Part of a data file
____________________

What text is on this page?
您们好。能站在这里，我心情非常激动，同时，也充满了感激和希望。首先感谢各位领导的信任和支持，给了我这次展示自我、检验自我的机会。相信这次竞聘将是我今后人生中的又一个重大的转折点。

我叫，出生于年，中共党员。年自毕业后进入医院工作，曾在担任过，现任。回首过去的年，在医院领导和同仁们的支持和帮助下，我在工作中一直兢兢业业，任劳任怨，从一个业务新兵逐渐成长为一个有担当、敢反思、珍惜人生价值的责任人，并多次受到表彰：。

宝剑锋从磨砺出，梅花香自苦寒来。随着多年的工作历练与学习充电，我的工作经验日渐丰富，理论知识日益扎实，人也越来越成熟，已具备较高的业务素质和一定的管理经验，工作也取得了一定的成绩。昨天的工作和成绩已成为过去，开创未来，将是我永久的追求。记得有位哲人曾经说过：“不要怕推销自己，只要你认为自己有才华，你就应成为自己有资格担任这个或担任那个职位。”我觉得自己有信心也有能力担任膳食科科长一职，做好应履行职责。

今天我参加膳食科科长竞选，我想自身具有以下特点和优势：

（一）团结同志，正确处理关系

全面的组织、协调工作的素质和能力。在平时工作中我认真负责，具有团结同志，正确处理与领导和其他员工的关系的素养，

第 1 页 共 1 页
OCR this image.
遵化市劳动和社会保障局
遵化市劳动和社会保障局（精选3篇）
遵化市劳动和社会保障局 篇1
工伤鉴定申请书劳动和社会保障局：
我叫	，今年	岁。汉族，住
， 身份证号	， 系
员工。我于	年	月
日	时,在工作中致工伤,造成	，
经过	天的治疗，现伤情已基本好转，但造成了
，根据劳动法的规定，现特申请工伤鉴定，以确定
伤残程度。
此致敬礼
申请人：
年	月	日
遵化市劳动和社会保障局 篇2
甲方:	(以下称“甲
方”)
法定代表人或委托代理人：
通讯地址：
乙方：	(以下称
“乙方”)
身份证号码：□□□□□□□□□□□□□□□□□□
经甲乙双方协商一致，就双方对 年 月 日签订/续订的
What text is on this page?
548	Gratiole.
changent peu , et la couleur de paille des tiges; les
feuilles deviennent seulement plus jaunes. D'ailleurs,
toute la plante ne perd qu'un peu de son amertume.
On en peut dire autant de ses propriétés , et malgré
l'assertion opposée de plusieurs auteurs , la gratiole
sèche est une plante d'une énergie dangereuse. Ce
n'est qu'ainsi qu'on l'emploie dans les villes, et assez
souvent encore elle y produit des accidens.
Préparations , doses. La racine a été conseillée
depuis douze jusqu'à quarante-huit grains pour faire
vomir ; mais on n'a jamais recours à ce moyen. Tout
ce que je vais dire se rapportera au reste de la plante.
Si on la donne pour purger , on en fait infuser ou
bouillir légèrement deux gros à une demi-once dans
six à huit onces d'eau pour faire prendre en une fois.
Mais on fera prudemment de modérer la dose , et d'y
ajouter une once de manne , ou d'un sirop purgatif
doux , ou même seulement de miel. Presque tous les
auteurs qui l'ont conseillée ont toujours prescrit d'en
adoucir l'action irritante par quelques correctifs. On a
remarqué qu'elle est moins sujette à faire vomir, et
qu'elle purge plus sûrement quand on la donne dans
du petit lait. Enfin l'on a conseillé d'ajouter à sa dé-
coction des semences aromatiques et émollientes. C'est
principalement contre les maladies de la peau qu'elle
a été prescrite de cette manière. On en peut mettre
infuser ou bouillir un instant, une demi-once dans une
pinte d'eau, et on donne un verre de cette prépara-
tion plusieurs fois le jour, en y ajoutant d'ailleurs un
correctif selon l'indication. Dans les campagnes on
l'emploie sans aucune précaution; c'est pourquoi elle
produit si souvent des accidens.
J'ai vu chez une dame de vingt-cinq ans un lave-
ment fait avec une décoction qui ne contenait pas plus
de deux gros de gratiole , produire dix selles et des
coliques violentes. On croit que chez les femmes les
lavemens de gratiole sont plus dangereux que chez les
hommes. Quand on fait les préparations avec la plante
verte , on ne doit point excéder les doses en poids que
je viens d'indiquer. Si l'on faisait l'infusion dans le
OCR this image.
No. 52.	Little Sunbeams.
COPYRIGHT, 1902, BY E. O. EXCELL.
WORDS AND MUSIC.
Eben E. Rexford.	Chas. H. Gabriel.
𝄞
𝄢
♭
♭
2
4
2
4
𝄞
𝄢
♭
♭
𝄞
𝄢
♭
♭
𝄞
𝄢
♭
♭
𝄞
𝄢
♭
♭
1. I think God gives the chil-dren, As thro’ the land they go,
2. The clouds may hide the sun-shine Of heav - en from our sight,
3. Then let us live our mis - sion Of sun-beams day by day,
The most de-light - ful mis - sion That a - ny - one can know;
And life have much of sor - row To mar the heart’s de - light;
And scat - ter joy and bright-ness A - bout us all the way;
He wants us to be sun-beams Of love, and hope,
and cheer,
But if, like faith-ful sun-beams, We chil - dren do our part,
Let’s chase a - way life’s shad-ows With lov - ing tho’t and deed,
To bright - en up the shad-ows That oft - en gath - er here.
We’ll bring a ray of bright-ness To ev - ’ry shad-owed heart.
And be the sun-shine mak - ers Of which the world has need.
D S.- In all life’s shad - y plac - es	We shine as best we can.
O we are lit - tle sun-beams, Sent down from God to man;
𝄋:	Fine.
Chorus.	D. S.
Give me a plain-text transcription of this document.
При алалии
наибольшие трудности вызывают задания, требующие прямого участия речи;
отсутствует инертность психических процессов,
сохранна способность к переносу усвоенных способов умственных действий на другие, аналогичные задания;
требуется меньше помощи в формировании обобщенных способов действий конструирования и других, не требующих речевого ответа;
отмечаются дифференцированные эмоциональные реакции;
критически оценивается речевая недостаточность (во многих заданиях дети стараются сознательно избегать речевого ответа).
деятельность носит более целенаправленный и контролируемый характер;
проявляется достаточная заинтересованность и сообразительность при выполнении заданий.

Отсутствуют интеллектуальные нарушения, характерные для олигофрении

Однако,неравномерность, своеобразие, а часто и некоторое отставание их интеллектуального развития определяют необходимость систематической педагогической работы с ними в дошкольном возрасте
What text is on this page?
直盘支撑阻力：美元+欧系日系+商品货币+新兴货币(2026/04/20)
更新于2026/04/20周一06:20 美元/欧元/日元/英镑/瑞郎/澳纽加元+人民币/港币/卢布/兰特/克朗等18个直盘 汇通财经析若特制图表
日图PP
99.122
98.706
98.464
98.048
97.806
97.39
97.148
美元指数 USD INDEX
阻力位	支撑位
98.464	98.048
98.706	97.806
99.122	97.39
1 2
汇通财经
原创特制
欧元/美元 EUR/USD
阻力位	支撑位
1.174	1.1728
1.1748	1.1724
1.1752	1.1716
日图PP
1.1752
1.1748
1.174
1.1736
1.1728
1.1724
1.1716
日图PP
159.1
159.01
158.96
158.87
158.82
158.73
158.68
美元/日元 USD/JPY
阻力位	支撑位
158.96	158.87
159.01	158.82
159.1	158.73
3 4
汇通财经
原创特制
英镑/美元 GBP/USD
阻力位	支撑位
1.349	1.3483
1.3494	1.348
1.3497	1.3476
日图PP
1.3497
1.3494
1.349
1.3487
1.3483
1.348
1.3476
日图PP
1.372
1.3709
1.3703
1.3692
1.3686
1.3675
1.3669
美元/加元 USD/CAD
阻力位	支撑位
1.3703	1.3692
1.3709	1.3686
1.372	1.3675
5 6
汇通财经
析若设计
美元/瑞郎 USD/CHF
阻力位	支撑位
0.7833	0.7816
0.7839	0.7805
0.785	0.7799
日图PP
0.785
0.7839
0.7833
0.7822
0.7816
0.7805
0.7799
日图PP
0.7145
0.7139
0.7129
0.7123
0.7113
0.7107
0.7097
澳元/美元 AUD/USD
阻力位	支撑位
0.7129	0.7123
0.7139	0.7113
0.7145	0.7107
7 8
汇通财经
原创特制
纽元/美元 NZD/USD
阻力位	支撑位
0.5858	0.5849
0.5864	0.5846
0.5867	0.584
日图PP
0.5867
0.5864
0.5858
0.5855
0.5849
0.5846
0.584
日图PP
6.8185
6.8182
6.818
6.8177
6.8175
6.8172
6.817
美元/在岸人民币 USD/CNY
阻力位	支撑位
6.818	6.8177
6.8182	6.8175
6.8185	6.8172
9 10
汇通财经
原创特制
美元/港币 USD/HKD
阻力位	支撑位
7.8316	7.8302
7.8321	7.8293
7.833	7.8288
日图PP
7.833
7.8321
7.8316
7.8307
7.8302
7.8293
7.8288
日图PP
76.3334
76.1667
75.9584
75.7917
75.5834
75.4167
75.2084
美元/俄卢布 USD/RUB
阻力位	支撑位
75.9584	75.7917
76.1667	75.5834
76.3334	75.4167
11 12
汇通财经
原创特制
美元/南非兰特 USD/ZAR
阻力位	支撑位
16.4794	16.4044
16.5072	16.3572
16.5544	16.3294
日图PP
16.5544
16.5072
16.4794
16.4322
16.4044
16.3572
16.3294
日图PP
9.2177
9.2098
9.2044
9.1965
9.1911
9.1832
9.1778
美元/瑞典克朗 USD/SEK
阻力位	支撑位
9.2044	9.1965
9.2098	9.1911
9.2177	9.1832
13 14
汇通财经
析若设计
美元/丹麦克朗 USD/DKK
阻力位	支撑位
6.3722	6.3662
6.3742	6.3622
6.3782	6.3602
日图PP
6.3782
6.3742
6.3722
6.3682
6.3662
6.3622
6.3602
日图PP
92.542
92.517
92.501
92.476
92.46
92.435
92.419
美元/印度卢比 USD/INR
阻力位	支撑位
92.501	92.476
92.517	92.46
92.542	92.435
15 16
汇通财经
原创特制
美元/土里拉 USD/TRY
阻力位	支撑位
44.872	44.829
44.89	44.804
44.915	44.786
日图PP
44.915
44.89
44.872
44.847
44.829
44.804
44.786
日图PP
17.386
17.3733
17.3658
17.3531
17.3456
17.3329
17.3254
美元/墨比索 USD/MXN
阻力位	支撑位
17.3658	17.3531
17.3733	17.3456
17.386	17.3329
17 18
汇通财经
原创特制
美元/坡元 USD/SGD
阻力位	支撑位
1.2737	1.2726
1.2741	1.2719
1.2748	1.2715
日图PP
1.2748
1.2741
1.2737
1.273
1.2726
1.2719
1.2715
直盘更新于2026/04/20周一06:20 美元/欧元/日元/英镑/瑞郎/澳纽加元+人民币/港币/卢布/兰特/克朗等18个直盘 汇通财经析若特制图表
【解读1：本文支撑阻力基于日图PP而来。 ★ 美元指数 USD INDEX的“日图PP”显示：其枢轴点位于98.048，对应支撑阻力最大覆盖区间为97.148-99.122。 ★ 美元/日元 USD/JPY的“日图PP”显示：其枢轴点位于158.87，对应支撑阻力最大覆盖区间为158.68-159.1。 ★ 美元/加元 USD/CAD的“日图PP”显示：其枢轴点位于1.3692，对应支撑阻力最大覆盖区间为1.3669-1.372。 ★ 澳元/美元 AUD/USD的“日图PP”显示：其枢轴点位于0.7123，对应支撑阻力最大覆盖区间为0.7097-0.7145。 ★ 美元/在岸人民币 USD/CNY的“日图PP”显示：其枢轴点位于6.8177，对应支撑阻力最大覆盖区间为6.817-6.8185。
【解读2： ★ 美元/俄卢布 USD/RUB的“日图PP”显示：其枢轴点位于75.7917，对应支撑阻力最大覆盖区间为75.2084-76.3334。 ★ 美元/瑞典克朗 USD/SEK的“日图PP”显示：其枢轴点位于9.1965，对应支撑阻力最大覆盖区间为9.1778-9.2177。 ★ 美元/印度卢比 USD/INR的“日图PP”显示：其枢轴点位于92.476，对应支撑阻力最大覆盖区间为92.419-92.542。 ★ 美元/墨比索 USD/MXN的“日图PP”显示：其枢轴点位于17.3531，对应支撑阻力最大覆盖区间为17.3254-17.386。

____________________

_What is being asked_
State how many lines above include the word "plante", and nothing more.

_Full answer_
4